◆ **Problem requirements**:
Scan the following material for the string "Mignon" and copy each line in which it appears.

◆ **Records for processing**:
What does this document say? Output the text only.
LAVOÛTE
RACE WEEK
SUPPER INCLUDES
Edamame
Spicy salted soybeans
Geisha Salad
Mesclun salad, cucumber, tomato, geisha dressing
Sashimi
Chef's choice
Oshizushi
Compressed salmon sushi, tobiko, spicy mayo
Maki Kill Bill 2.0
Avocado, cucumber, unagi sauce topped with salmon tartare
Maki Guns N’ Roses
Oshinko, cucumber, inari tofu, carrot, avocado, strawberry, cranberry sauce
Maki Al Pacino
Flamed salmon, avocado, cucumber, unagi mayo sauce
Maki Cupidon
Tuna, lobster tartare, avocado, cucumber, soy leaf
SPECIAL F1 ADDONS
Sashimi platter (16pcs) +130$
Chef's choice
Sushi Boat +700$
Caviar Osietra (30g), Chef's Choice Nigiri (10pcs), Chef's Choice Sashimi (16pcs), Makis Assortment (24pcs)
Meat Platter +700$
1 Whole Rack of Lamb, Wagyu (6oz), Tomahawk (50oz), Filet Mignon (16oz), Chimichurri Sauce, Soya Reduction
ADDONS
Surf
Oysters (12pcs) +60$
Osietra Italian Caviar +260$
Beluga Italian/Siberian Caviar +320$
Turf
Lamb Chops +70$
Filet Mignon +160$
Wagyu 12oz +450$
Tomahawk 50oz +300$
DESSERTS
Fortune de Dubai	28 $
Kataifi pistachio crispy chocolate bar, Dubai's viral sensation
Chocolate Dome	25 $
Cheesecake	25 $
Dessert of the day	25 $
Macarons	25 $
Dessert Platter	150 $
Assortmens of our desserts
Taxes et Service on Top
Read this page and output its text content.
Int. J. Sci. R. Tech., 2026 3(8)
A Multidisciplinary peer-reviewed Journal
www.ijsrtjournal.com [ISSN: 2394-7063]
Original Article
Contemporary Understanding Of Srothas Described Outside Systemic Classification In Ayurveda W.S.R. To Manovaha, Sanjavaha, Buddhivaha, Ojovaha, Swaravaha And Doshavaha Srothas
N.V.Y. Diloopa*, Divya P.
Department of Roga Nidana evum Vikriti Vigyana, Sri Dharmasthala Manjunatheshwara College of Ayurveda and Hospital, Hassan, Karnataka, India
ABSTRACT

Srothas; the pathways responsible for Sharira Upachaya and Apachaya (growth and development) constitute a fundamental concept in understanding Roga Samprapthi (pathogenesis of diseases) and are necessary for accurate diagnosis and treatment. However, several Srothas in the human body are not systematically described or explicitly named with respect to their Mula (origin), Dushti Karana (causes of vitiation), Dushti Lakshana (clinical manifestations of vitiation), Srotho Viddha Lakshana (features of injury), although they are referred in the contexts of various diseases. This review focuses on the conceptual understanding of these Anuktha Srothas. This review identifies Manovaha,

◆ **Output for this exercise**:
1 Whole Rack of Lamb, Wagyu (6oz), Tomahawk (50oz), Filet Mignon (16oz), Chimichurri Sauce, Soya Reduction
Filet Mignon +160$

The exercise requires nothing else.